→ PASSAGE PROVIDED:
Chapter 9 Key Takeaways: Scoring Rules and Proper Incentives

Core Concepts

1. Scoring Rules Evaluate Probabilistic Forecasts

A scoring rule is a function $S(p, y)$ that takes a probability forecast $p$ and an outcome $y$ and returns a numerical score. It is the rigorous way to answer "how good was this forecast?" and to compare forecasters fairly.

2. The Three Major Scoring Rules

Rule Formula Range Best For
Brier $(p-y)^2$ [0,1], lower=better General use, intuitive, decomposable
Log $y\ln p + (1-y)\ln(1-p)$ $(-\infty,0]$, higher=better Precise probabilities, rare events, markets
Spherical $p_y / \|\mathbf{p}\|_2$ $(0,1]$, higher=better Bounded alternative with stronger sensitivity

3. Properness Is the Critical Property

A scoring rule is proper if honesty is optimal: your expected score is maximized by reporting your true belief. A scoring rule is strictly proper if honest reporting is the only optimal strategy. All three major scoring rules (Brier, log, spherical) are strictly proper. Without properness, forecasters have incentives to lie, and the forecasting system fails.

→ GIVEN INSTRUCTION: Print the stretch of the scoring-rules takeaways above from "Rule Formula Range" through "forecasting system fails.", word for word.

→ MATERIAL:

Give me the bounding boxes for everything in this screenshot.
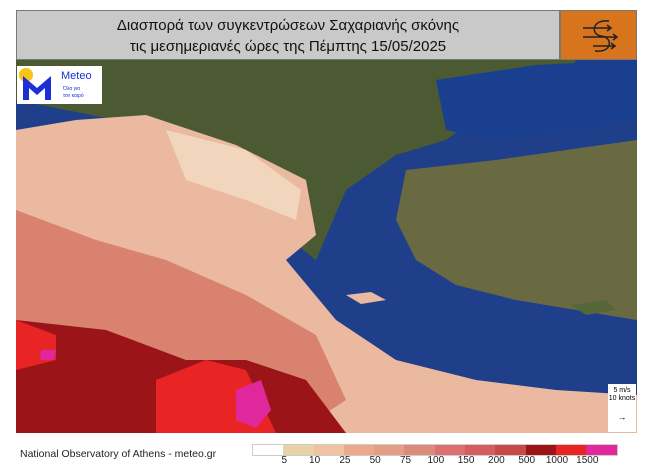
legend-label: 200 [488, 455, 505, 466]
dust-light [166, 130, 301, 220]
logo-tagline: Όλα για [63, 86, 81, 92]
legend-label: 1500 [576, 455, 599, 466]
meteo-logo: Meteo Όλα για τον καιρό [17, 66, 102, 104]
legend-swatch [495, 445, 526, 455]
map-title: Διασπορά των συγκεντρώσεων Σαχαριανής σκ… [16, 10, 560, 60]
legend-swatch [283, 445, 314, 455]
legend-swatch [313, 445, 344, 455]
wind-scale-knots: 10 knots [608, 395, 636, 402]
wind-scale-box: 5 m/s 10 knots → [608, 384, 636, 432]
dust-concentration-map [16, 60, 637, 433]
legend-swatch [253, 445, 284, 455]
legend-swatch [586, 445, 617, 455]
logo-tagline-2: τον καιρό [63, 93, 84, 99]
legend-labels: 5 10 25 50 75 100 150 200 500 1000 1500 [252, 455, 632, 469]
land-balkans [16, 60, 576, 260]
legend-swatch [343, 445, 375, 455]
land-turkey [396, 140, 637, 320]
legend-swatch [434, 445, 466, 455]
legend-swatch [555, 445, 587, 455]
legend-label: 500 [518, 455, 536, 466]
legend-label: 10 [309, 455, 321, 466]
title-line-1: Διασπορά των συγκεντρώσεων Σαχαριανής σκ… [116, 17, 460, 34]
color-legend [252, 444, 618, 456]
legend-swatch [525, 445, 556, 455]
wind-scale-ms: 5 m/s [613, 387, 631, 394]
legend-label: 25 [339, 455, 351, 466]
legend-swatch [374, 445, 405, 455]
legend-label: 75 [399, 455, 412, 466]
title-line-2: τις μεσημεριανές ώρες της Πέμπτης 15/05/… [129, 38, 447, 55]
land-cyprus [571, 300, 616, 315]
logo-name: Meteo [61, 70, 92, 82]
legend-swatch [404, 445, 435, 455]
legend-label: 150 [457, 455, 475, 466]
legend-label: 5 [281, 455, 288, 466]
legend-swatch [465, 445, 496, 455]
sea-black [436, 60, 637, 140]
dust-extreme [40, 350, 271, 428]
wind-arrow-icon: → [617, 412, 627, 422]
legend-label: 50 [369, 455, 381, 466]
dust-very-heavy [16, 320, 276, 433]
wind-swirl-icon [560, 10, 637, 60]
legend-label: 100 [427, 455, 445, 466]
credit-text: National Observatory of Athens - meteo.g… [20, 448, 217, 460]
legend-label: 1000 [545, 455, 569, 466]
land-crete [346, 292, 386, 304]
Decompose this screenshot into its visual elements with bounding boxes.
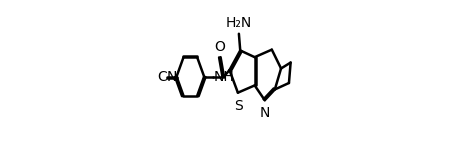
Text: O: O [214,40,225,54]
Text: N: N [260,106,270,120]
Text: NH: NH [214,69,235,84]
Text: S: S [234,99,243,113]
Text: N: N [166,69,176,84]
Text: H₂N: H₂N [226,16,252,30]
Text: C: C [158,69,168,84]
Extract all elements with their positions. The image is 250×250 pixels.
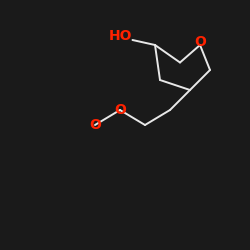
Text: O: O xyxy=(89,118,101,132)
Text: HO: HO xyxy=(109,29,132,43)
Text: O: O xyxy=(114,103,126,117)
Text: O: O xyxy=(194,36,206,50)
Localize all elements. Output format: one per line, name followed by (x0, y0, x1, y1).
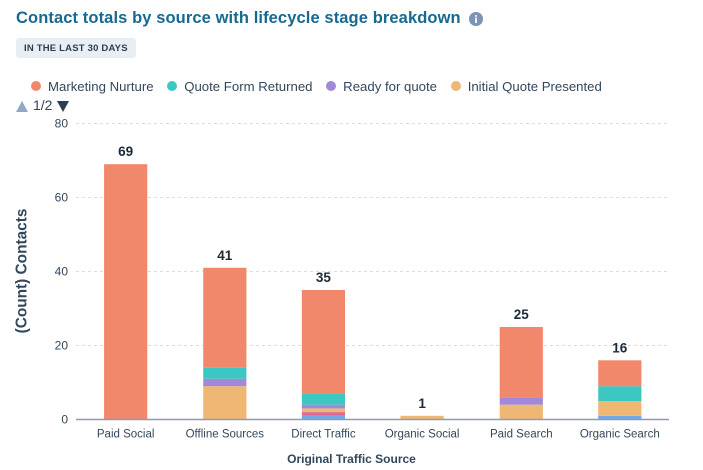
svg-text:60: 60 (55, 191, 69, 205)
svg-text:41: 41 (217, 248, 233, 263)
svg-text:20: 20 (55, 339, 69, 353)
svg-text:16: 16 (612, 340, 628, 355)
svg-text:Offline Sources: Offline Sources (186, 429, 265, 441)
svg-text:80: 80 (55, 117, 69, 131)
svg-text:0: 0 (61, 413, 68, 427)
svg-text:25: 25 (514, 307, 530, 322)
svg-text:69: 69 (118, 144, 133, 159)
svg-text:40: 40 (55, 265, 69, 279)
svg-text:Paid Social: Paid Social (97, 429, 155, 441)
svg-text:1: 1 (418, 396, 426, 411)
svg-text:35: 35 (316, 270, 332, 285)
svg-text:Paid Search: Paid Search (490, 429, 553, 441)
svg-text:Organic Social: Organic Social (385, 429, 460, 441)
svg-text:Direct Traffic: Direct Traffic (291, 429, 356, 441)
svg-text:Organic Search: Organic Search (580, 429, 660, 441)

→ FINAL RESULT:
Rule Formula Range Best For
Brier $(p-y)^2$ [0,1], lower=better General use, intuitive, decomposable
Log $y\ln p + (1-y)\ln(1-p)$ $(-\infty,0]$, higher=better Precise probabilities, rare events, markets
Spherical $p_y / \|\mathbf{p}\|_2$ $(0,1]$, higher=better Bounded alternative with stronger sensitivity

3. Properness Is the Critical Property

A scoring rule is proper if honesty is optimal: your expected score is maximized by reporting your true belief. A scoring rule is strictly proper if honest reporting is the only optimal strategy. All three major scoring rules (Brier, log, spherical) are strictly proper. Without properness, forecasters have incentives to lie, and the forecasting system fails.